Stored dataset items
____

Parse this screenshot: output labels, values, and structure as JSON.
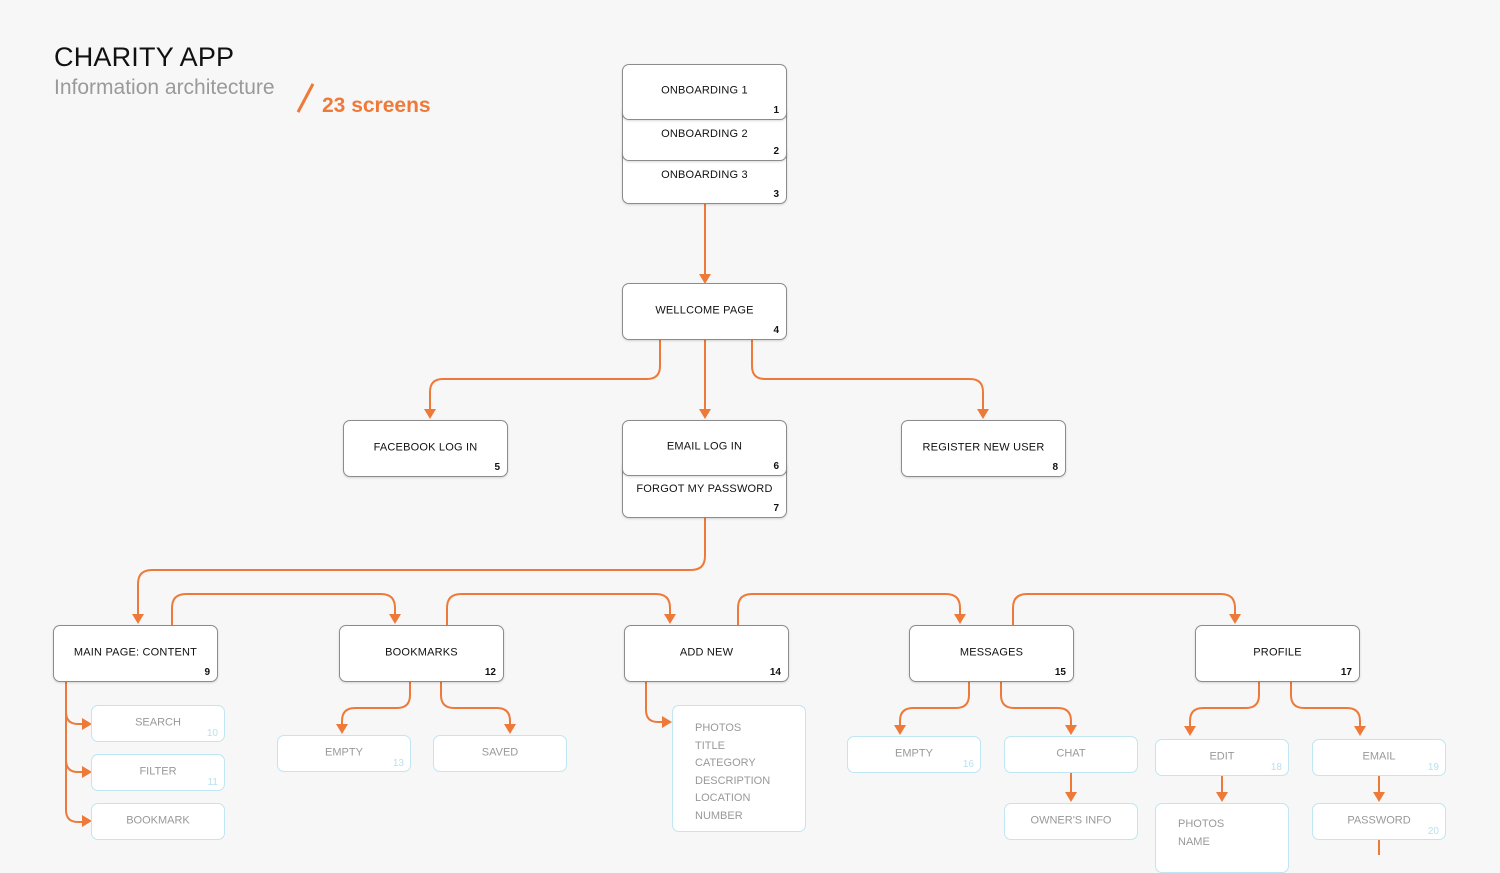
{
  "header": {
    "title": "CHARITY APP",
    "subtitle": "Information architecture",
    "screen_count": "23 screens"
  },
  "colors": {
    "accent": "#ee7a3a",
    "node_border": "#8c8c8c",
    "sub_border": "#bfe6f2",
    "background": "#f7f7f7"
  },
  "nodes": {
    "onboarding1": {
      "label": "ONBOARDING 1",
      "num": "1"
    },
    "onboarding2": {
      "label": "ONBOARDING 2",
      "num": "2"
    },
    "onboarding3": {
      "label": "ONBOARDING 3",
      "num": "3"
    },
    "welcome": {
      "label": "WELLCOME PAGE",
      "num": "4"
    },
    "facebook": {
      "label": "FACEBOOK LOG IN",
      "num": "5"
    },
    "email_login": {
      "label": "EMAIL LOG IN",
      "num": "6"
    },
    "forgot": {
      "label": "FORGOT MY PASSWORD",
      "num": "7"
    },
    "register": {
      "label": "REGISTER NEW USER",
      "num": "8"
    },
    "main": {
      "label": "MAIN PAGE: CONTENT",
      "num": "9"
    },
    "bookmarks": {
      "label": "BOOKMARKS",
      "num": "12"
    },
    "add_new": {
      "label": "ADD NEW",
      "num": "14"
    },
    "messages": {
      "label": "MESSAGES",
      "num": "15"
    },
    "profile": {
      "label": "PROFILE",
      "num": "17"
    }
  },
  "subs": {
    "search": {
      "label": "SEARCH",
      "num": "10"
    },
    "filter": {
      "label": "FILTER",
      "num": "11"
    },
    "bookmark": {
      "label": "BOOKMARK",
      "num": ""
    },
    "bm_empty": {
      "label": "EMPTY",
      "num": "13"
    },
    "saved": {
      "label": "SAVED",
      "num": ""
    },
    "add_fields": [
      "PHOTOS",
      "TITLE",
      "CATEGORY",
      "DESCRIPTION",
      "LOCATION",
      "NUMBER"
    ],
    "msg_empty": {
      "label": "EMPTY",
      "num": "16"
    },
    "chat": {
      "label": "CHAT",
      "num": ""
    },
    "owners_info": {
      "label": "OWNER'S INFO",
      "num": ""
    },
    "edit": {
      "label": "EDIT",
      "num": "18"
    },
    "edit_fields": [
      "PHOTOS",
      "NAME"
    ],
    "email": {
      "label": "EMAIL",
      "num": "19"
    },
    "password": {
      "label": "PASSWORD",
      "num": "20"
    }
  }
}
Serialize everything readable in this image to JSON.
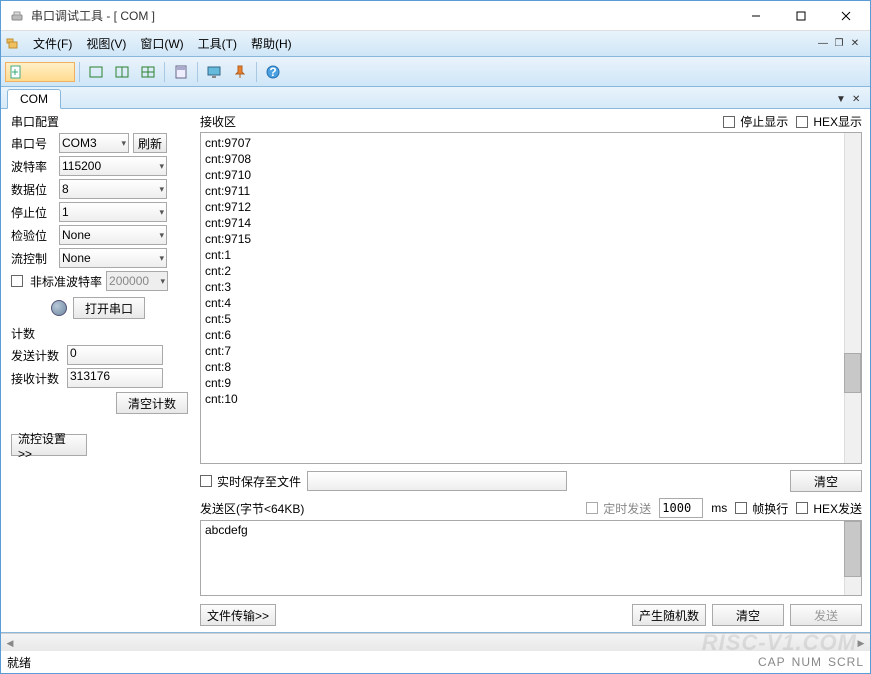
{
  "window": {
    "title": "串口调试工具 - [ COM ]"
  },
  "menu": {
    "file": "文件(F)",
    "view": "视图(V)",
    "window": "窗口(W)",
    "tool": "工具(T)",
    "help": "帮助(H)"
  },
  "tabs": {
    "com": "COM"
  },
  "serial_config": {
    "title": "串口配置",
    "port_label": "串口号",
    "port_value": "COM3",
    "refresh": "刷新",
    "baud_label": "波特率",
    "baud_value": "115200",
    "data_label": "数据位",
    "data_value": "8",
    "stop_label": "停止位",
    "stop_value": "1",
    "parity_label": "检验位",
    "parity_value": "None",
    "flow_label": "流控制",
    "flow_value": "None",
    "nonstd_label": "非标准波特率",
    "nonstd_value": "200000",
    "open_port": "打开串口"
  },
  "counter": {
    "title": "计数",
    "send_label": "发送计数",
    "send_value": "0",
    "recv_label": "接收计数",
    "recv_value": "313176",
    "clear": "清空计数"
  },
  "flowctl_btn": "流控设置>>",
  "rx": {
    "title": "接收区",
    "stop_display": "停止显示",
    "hex_display": "HEX显示",
    "lines": [
      "cnt:9707",
      "cnt:9708",
      "cnt:9710",
      "cnt:9711",
      "cnt:9712",
      "cnt:9714",
      "cnt:9715",
      "cnt:1",
      "cnt:2",
      "cnt:3",
      "cnt:4",
      "cnt:5",
      "cnt:6",
      "cnt:7",
      "cnt:8",
      "cnt:9",
      "cnt:10"
    ]
  },
  "save_file": {
    "label": "实时保存至文件",
    "clear": "清空",
    "path": ""
  },
  "tx": {
    "title": "发送区(字节<64KB)",
    "timed_label": "定时发送",
    "timed_value": "1000",
    "timed_unit": "ms",
    "linewrap": "帧换行",
    "hex_send": "HEX发送",
    "content": "abcdefg",
    "file_transfer": "文件传输>>",
    "gen_random": "产生随机数",
    "clear": "清空",
    "send": "发送"
  },
  "status": {
    "ready": "就绪",
    "caps": "CAP",
    "num": "NUM",
    "scrl": "SCRL"
  },
  "watermark": "RISC-V1.COM"
}
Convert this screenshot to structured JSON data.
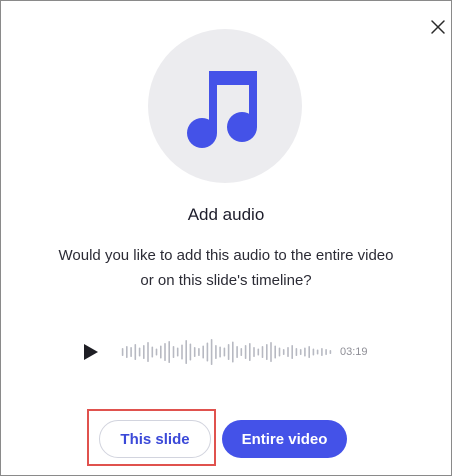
{
  "dialog": {
    "close_icon": "close-icon",
    "art_icon": "music-note-icon",
    "colors": {
      "accent": "#4452e8",
      "art_background": "#ececef",
      "highlight": "#e0524e"
    },
    "title": "Add audio",
    "description_lines": [
      "Would you like to add this audio to the entire video",
      "or on this slide's timeline?"
    ],
    "player": {
      "play_icon": "play-icon",
      "waveform_icon": "waveform-icon",
      "duration": "03:19"
    },
    "buttons": {
      "this_slide": "This slide",
      "entire_video": "Entire video"
    }
  }
}
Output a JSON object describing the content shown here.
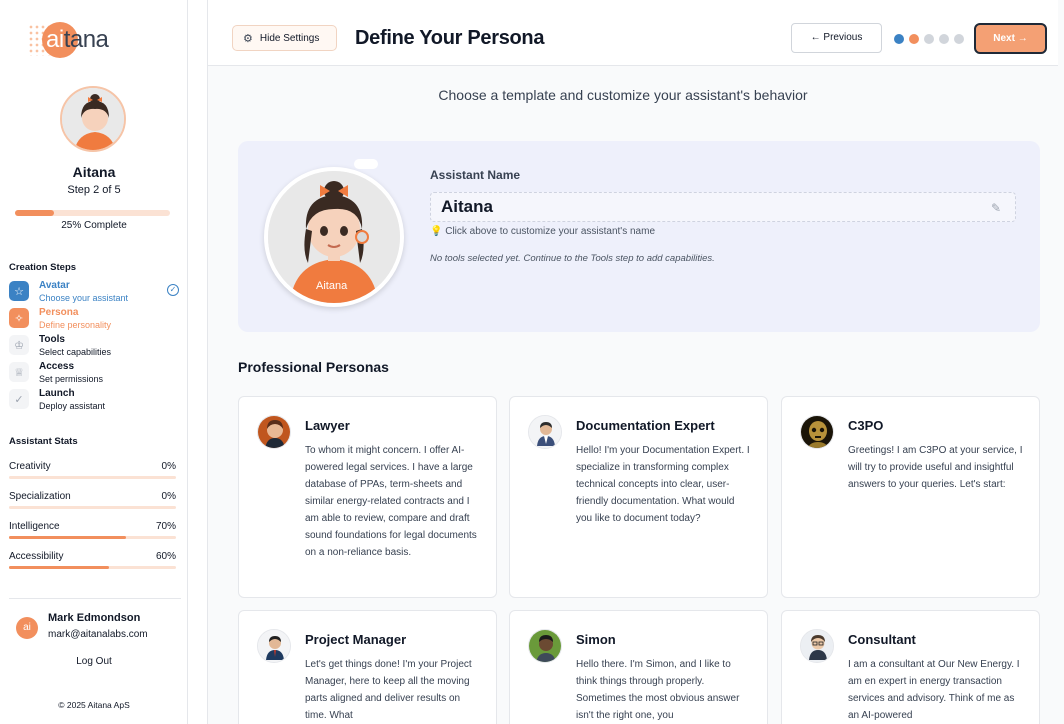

____

• **Problem description**: What you return should match the records above word for word, minus the pictures.

• **Final result**:
Parse this screenshot: output labels, values, and structure as JSON.
{
  "header": {
    "title": "CHARITY APP",
    "subtitle": "Information architecture",
    "screen_count": "23 screens"
  },
  "colors": {
    "accent": "#ee7a3a",
    "node_border": "#8c8c8c",
    "sub_border": "#bfe6f2",
    "background": "#f7f7f7"
  },
  "nodes": {
    "onboarding1": {
      "label": "ONBOARDING 1",
      "num": "1"
    },
    "onboarding2": {
      "label": "ONBOARDING 2",
      "num": "2"
    },
    "onboarding3": {
      "label": "ONBOARDING 3",
      "num": "3"
    },
    "welcome": {
      "label": "WELLCOME PAGE",
      "num": "4"
    },
    "facebook": {
      "label": "FACEBOOK LOG IN",
      "num": "5"
    },
    "email_login": {
      "label": "EMAIL LOG IN",
      "num": "6"
    },
    "forgot": {
      "label": "FORGOT MY PASSWORD",
      "num": "7"
    },
    "register": {
      "label": "REGISTER NEW USER",
      "num": "8"
    },
    "main": {
      "label": "MAIN PAGE: CONTENT",
      "num": "9"
    },
    "bookmarks": {
      "label": "BOOKMARKS",
      "num": "12"
    },
    "add_new": {
      "label": "ADD NEW",
      "num": "14"
    },
    "messages": {
      "label": "MESSAGES",
      "num": "15"
    },
    "profile": {
      "label": "PROFILE",
      "num": "17"
    }
  },
  "subs": {
    "search": {
      "label": "SEARCH",
      "num": "10"
    },
    "filter": {
      "label": "FILTER",
      "num": "11"
    },
    "bookmark": {
      "label": "BOOKMARK",
      "num": ""
    },
    "bm_empty": {
      "label": "EMPTY",
      "num": "13"
    },
    "saved": {
      "label": "SAVED",
      "num": ""
    },
    "add_fields": [
      "PHOTOS",
      "TITLE",
      "CATEGORY",
      "DESCRIPTION",
      "LOCATION",
      "NUMBER"
    ],
    "msg_empty": {
      "label": "EMPTY",
      "num": "16"
    },
    "chat": {
      "label": "CHAT",
      "num": ""
    },
    "owners_info": {
      "label": "OWNER'S INFO",
      "num": ""
    },
    "edit": {
      "label": "EDIT",
      "num": "18"
    },
    "edit_fields": [
      "PHOTOS",
      "NAME"
    ],
    "email": {
      "label": "EMAIL",
      "num": "19"
    },
    "password": {
      "label": "PASSWORD",
      "num": "20"
    }
  }
}
Serialize everything readable in this image to JSON.
{
  "window": {
    "title": "串口调试工具 - [ COM ]"
  },
  "menu": {
    "file": "文件(F)",
    "view": "视图(V)",
    "window": "窗口(W)",
    "tool": "工具(T)",
    "help": "帮助(H)"
  },
  "tabs": {
    "com": "COM"
  },
  "serial_config": {
    "title": "串口配置",
    "port_label": "串口号",
    "port_value": "COM3",
    "refresh": "刷新",
    "baud_label": "波特率",
    "baud_value": "115200",
    "data_label": "数据位",
    "data_value": "8",
    "stop_label": "停止位",
    "stop_value": "1",
    "parity_label": "检验位",
    "parity_value": "None",
    "flow_label": "流控制",
    "flow_value": "None",
    "nonstd_label": "非标准波特率",
    "nonstd_value": "200000",
    "open_port": "打开串口"
  },
  "counter": {
    "title": "计数",
    "send_label": "发送计数",
    "send_value": "0",
    "recv_label": "接收计数",
    "recv_value": "313176",
    "clear": "清空计数"
  },
  "flowctl_btn": "流控设置>>",
  "rx": {
    "title": "接收区",
    "stop_display": "停止显示",
    "hex_display": "HEX显示",
    "lines": [
      "cnt:9707",
      "cnt:9708",
      "cnt:9710",
      "cnt:9711",
      "cnt:9712",
      "cnt:9714",
      "cnt:9715",
      "cnt:1",
      "cnt:2",
      "cnt:3",
      "cnt:4",
      "cnt:5",
      "cnt:6",
      "cnt:7",
      "cnt:8",
      "cnt:9",
      "cnt:10"
    ]
  },
  "save_file": {
    "label": "实时保存至文件",
    "clear": "清空",
    "path": ""
  },
  "tx": {
    "title": "发送区(字节<64KB)",
    "timed_label": "定时发送",
    "timed_value": "1000",
    "timed_unit": "ms",
    "linewrap": "帧换行",
    "hex_send": "HEX发送",
    "content": "abcdefg",
    "file_transfer": "文件传输>>",
    "gen_random": "产生随机数",
    "clear": "清空",
    "send": "发送"
  },
  "status": {
    "ready": "就绪",
    "caps": "CAP",
    "num": "NUM",
    "scrl": "SCRL"
  },
  "watermark": "RISC-V1.COM"
}
Convert this screenshot to structured JSON data.
{
  "dialog": {
    "close_icon": "close-icon",
    "art_icon": "music-note-icon",
    "colors": {
      "accent": "#4452e8",
      "art_background": "#ececef",
      "highlight": "#e0524e"
    },
    "title": "Add audio",
    "description_lines": [
      "Would you like to add this audio to the entire video",
      "or on this slide's timeline?"
    ],
    "player": {
      "play_icon": "play-icon",
      "waveform_icon": "waveform-icon",
      "duration": "03:19"
    },
    "buttons": {
      "this_slide": "This slide",
      "entire_video": "Entire video"
    }
  }
}
Output a JSON object describing the content shown here.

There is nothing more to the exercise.